SHORT PROBLEM: Set down the full listing exactly, character for character.
— Start of LISTED ENTRIES —
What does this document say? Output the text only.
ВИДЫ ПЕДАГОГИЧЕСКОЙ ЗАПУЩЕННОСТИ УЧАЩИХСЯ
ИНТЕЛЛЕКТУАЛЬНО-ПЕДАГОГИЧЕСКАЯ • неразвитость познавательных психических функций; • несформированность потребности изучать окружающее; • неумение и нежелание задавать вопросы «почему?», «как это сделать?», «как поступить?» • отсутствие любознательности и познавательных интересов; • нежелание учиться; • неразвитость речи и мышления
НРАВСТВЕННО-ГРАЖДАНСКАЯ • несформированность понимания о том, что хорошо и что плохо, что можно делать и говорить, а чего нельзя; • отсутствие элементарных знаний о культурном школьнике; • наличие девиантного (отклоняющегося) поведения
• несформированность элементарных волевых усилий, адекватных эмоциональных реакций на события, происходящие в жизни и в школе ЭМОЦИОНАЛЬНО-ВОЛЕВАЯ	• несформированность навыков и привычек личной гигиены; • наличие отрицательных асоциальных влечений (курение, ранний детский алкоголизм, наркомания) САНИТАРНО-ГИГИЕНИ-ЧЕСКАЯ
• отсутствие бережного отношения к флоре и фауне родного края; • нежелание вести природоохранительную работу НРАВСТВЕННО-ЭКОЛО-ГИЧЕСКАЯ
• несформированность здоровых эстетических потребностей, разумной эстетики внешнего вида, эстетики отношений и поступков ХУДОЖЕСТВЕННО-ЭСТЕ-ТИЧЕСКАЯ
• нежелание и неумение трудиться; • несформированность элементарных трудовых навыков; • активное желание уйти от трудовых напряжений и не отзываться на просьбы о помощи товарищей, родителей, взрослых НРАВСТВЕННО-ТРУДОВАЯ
— End of LISTED ENTRIES —
IN RESPONSE:
What does this document say? Output the text only.
ВИДЫ ПЕДАГОГИЧЕСКОЙ ЗАПУЩЕННОСТИ УЧАЩИХСЯ
ИНТЕЛЛЕКТУАЛЬНО-ПЕДАГОГИЧЕСКАЯ • неразвитость познавательных психических функций; • несформированность потребности изучать окружающее; • неумение и нежелание задавать вопросы «почему?», «как это сделать?», «как поступить?» • отсутствие любознательности и познавательных интересов; • нежелание учиться; • неразвитость речи и мышления
НРАВСТВЕННО-ГРАЖДАНСКАЯ • несформированность понимания о том, что хорошо и что плохо, что можно делать и говорить, а чего нельзя; • отсутствие элементарных знаний о культурном школьнике; • наличие девиантного (отклоняющегося) поведения
• несформированность элементарных волевых усилий, адекватных эмоциональных реакций на события, происходящие в жизни и в школе ЭМОЦИОНАЛЬНО-ВОЛЕВАЯ	• несформированность навыков и привычек личной гигиены; • наличие отрицательных асоциальных влечений (курение, ранний детский алкоголизм, наркомания) САНИТАРНО-ГИГИЕНИ-ЧЕСКАЯ
• отсутствие бережного отношения к флоре и фауне родного края; • нежелание вести природоохранительную работу НРАВСТВЕННО-ЭКОЛО-ГИЧЕСКАЯ
• несформированность здоровых эстетических потребностей, разумной эстетики внешнего вида, эстетики отношений и поступков ХУДОЖЕСТВЕННО-ЭСТЕ-ТИЧЕСКАЯ
• нежелание и неумение трудиться; • несформированность элементарных трудовых навыков; • активное желание уйти от трудовых напряжений и не отзываться на просьбы о помощи товарищей, родителей, взрослых НРАВСТВЕННО-ТРУДОВАЯ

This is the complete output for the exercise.